TASK OBJECTIVE: Print the entries that appear below, exactly as written and without their pictures.

# # # # # # #

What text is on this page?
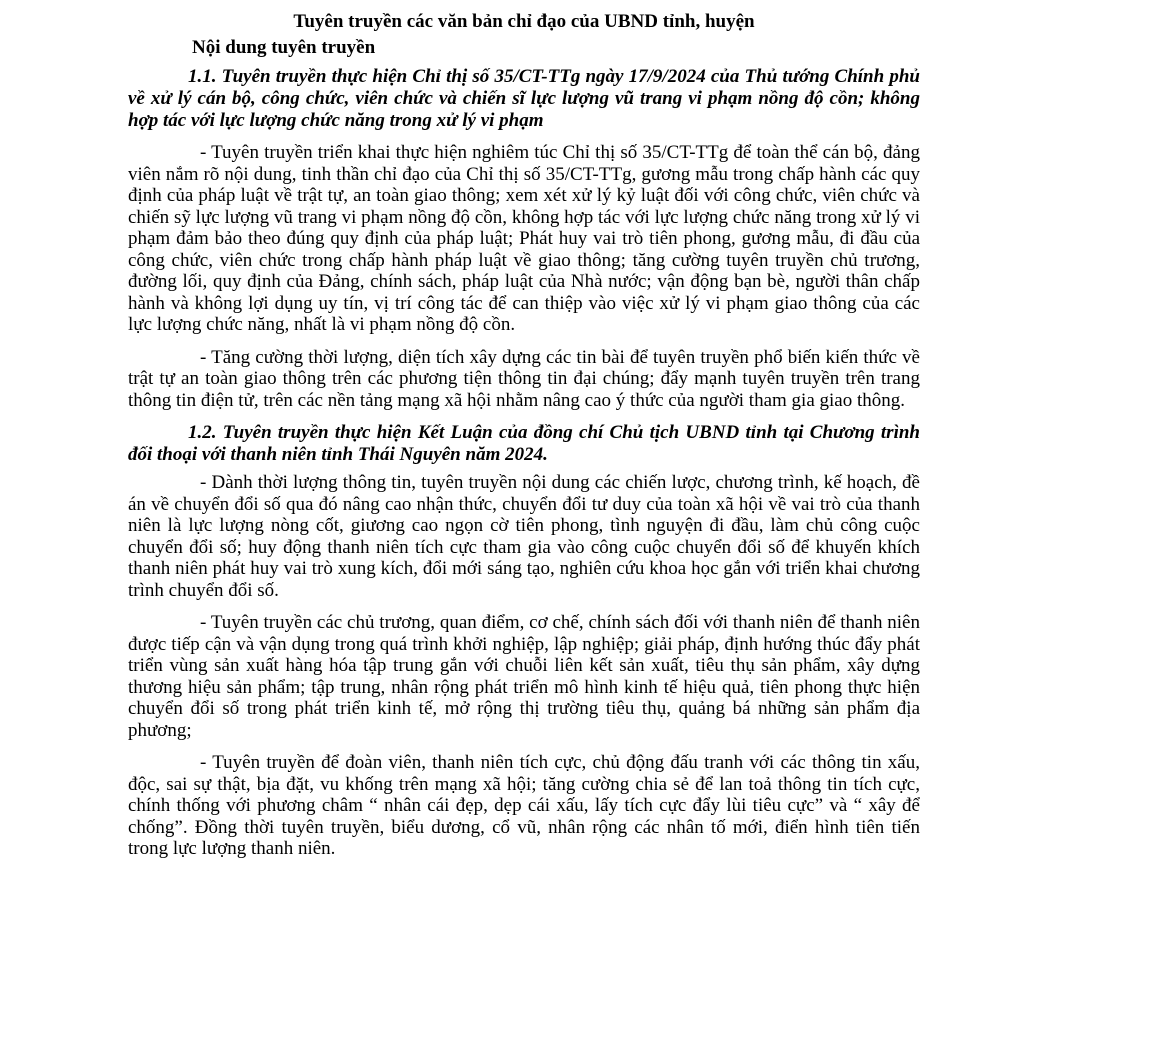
Tuyên truyền các văn bản chỉ đạo của UBND tỉnh, huyện
Nội dung tuyên truyền
1.1. Tuyên truyền thực hiện Chỉ thị số 35/CT-TTg ngày 17/9/2024 của Thủ tướng Chính phủ về xử lý cán bộ, công chức, viên chức và chiến sĩ lực lượng vũ trang vi phạm nồng độ cồn; không hợp tác với lực lượng chức năng trong xử lý vi phạm

- Tuyên truyền triển khai thực hiện nghiêm túc Chỉ thị số 35/CT-TTg để toàn thể cán bộ, đảng viên nắm rõ nội dung, tinh thần chỉ đạo của Chỉ thị số 35/CT-TTg, gương mẫu trong chấp hành các quy định của pháp luật về trật tự, an toàn giao thông; xem xét xử lý kỷ luật đối với công chức, viên chức và chiến sỹ lực lượng vũ trang vi phạm nồng độ cồn, không hợp tác với lực lượng chức năng trong xử lý vi phạm đảm bảo theo đúng quy định của pháp luật; Phát huy vai trò tiên phong, gương mẫu, đi đầu của công chức, viên chức trong chấp hành pháp luật về giao thông; tăng cường tuyên truyền chủ trương, đường lối, quy định của Đảng, chính sách, pháp luật của Nhà nước; vận động bạn bè, người thân chấp hành và không lợi dụng uy tín, vị trí công tác để can thiệp vào việc xử lý vi phạm giao thông của các lực lượng chức năng, nhất là vi phạm nồng độ cồn.

- Tăng cường thời lượng, diện tích xây dựng các tin bài để tuyên truyền phổ biến kiến thức về trật tự an toàn giao thông trên các phương tiện thông tin đại chúng; đẩy mạnh tuyên truyền trên trang thông tin điện tử, trên các nền tảng mạng xã hội nhằm nâng cao ý thức của người tham gia giao thông.

1.2. Tuyên truyền thực hiện Kết Luận của đồng chí Chủ tịch UBND tỉnh tại Chương trình đối thoại với thanh niên tỉnh Thái Nguyên năm 2024.

- Dành thời lượng thông tin, tuyên truyền nội dung các chiến lược, chương trình, kế hoạch, đề án về chuyển đổi số qua đó nâng cao nhận thức, chuyển đổi tư duy của toàn xã hội về vai trò của thanh niên là lực lượng nòng cốt, giương cao ngọn cờ tiên phong, tình nguyện đi đầu, làm chủ công cuộc chuyển đổi số; huy động thanh niên tích cực tham gia vào công cuộc chuyển đổi số để khuyến khích thanh niên phát huy vai trò xung kích, đổi mới sáng tạo, nghiên cứu khoa học gắn với triển khai chương trình chuyển đổi số.

- Tuyên truyền các chủ trương, quan điểm, cơ chế, chính sách đối với thanh niên để thanh niên được tiếp cận và vận dụng trong quá trình khởi nghiệp, lập nghiệp; giải pháp, định hướng thúc đẩy phát triển vùng sản xuất hàng hóa tập trung gắn với chuỗi liên kết sản xuất, tiêu thụ sản phẩm, xây dựng thương hiệu sản phẩm; tập trung, nhân rộng phát triển mô hình kinh tế hiệu quả, tiên phong thực hiện chuyển đổi số trong phát triển kinh tế, mở rộng thị trường tiêu thụ, quảng bá những sản phẩm địa phương;

- Tuyên truyền để đoàn viên, thanh niên tích cực, chủ động đấu tranh với các thông tin xấu, độc, sai sự thật, bịa đặt, vu khống trên mạng xã hội; tăng cường chia sẻ để lan toả thông tin tích cực, chính thống với phương châm “ nhân cái đẹp, dẹp cái xấu, lấy tích cực đẩy lùi tiêu cực” và “ xây để chống”. Đồng thời tuyên truyền, biểu dương, cổ vũ, nhân rộng các nhân tố mới, điển hình tiên tiến trong lực lượng thanh niên.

# # # # # # #

THE REPLY:
What text is on this page?
Tuyên truyền các văn bản chỉ đạo của UBND tỉnh, huyện
Nội dung tuyên truyền
1.1. Tuyên truyền thực hiện Chỉ thị số 35/CT-TTg ngày 17/9/2024 của Thủ tướng Chính phủ về xử lý cán bộ, công chức, viên chức và chiến sĩ lực lượng vũ trang vi phạm nồng độ cồn; không hợp tác với lực lượng chức năng trong xử lý vi phạm

- Tuyên truyền triển khai thực hiện nghiêm túc Chỉ thị số 35/CT-TTg để toàn thể cán bộ, đảng viên nắm rõ nội dung, tinh thần chỉ đạo của Chỉ thị số 35/CT-TTg, gương mẫu trong chấp hành các quy định của pháp luật về trật tự, an toàn giao thông; xem xét xử lý kỷ luật đối với công chức, viên chức và chiến sỹ lực lượng vũ trang vi phạm nồng độ cồn, không hợp tác với lực lượng chức năng trong xử lý vi phạm đảm bảo theo đúng quy định của pháp luật; Phát huy vai trò tiên phong, gương mẫu, đi đầu của công chức, viên chức trong chấp hành pháp luật về giao thông; tăng cường tuyên truyền chủ trương, đường lối, quy định của Đảng, chính sách, pháp luật của Nhà nước; vận động bạn bè, người thân chấp hành và không lợi dụng uy tín, vị trí công tác để can thiệp vào việc xử lý vi phạm giao thông của các lực lượng chức năng, nhất là vi phạm nồng độ cồn.

- Tăng cường thời lượng, diện tích xây dựng các tin bài để tuyên truyền phổ biến kiến thức về trật tự an toàn giao thông trên các phương tiện thông tin đại chúng; đẩy mạnh tuyên truyền trên trang thông tin điện tử, trên các nền tảng mạng xã hội nhằm nâng cao ý thức của người tham gia giao thông.

1.2. Tuyên truyền thực hiện Kết Luận của đồng chí Chủ tịch UBND tỉnh tại Chương trình đối thoại với thanh niên tỉnh Thái Nguyên năm 2024.

- Dành thời lượng thông tin, tuyên truyền nội dung các chiến lược, chương trình, kế hoạch, đề án về chuyển đổi số qua đó nâng cao nhận thức, chuyển đổi tư duy của toàn xã hội về vai trò của thanh niên là lực lượng nòng cốt, giương cao ngọn cờ tiên phong, tình nguyện đi đầu, làm chủ công cuộc chuyển đổi số; huy động thanh niên tích cực tham gia vào công cuộc chuyển đổi số để khuyến khích thanh niên phát huy vai trò xung kích, đổi mới sáng tạo, nghiên cứu khoa học gắn với triển khai chương trình chuyển đổi số.

- Tuyên truyền các chủ trương, quan điểm, cơ chế, chính sách đối với thanh niên để thanh niên được tiếp cận và vận dụng trong quá trình khởi nghiệp, lập nghiệp; giải pháp, định hướng thúc đẩy phát triển vùng sản xuất hàng hóa tập trung gắn với chuỗi liên kết sản xuất, tiêu thụ sản phẩm, xây dựng thương hiệu sản phẩm; tập trung, nhân rộng phát triển mô hình kinh tế hiệu quả, tiên phong thực hiện chuyển đổi số trong phát triển kinh tế, mở rộng thị trường tiêu thụ, quảng bá những sản phẩm địa phương;

- Tuyên truyền để đoàn viên, thanh niên tích cực, chủ động đấu tranh với các thông tin xấu, độc, sai sự thật, bịa đặt, vu khống trên mạng xã hội; tăng cường chia sẻ để lan toả thông tin tích cực, chính thống với phương châm “ nhân cái đẹp, dẹp cái xấu, lấy tích cực đẩy lùi tiêu cực” và “ xây để chống”. Đồng thời tuyên truyền, biểu dương, cổ vũ, nhân rộng các nhân tố mới, điển hình tiên tiến trong lực lượng thanh niên.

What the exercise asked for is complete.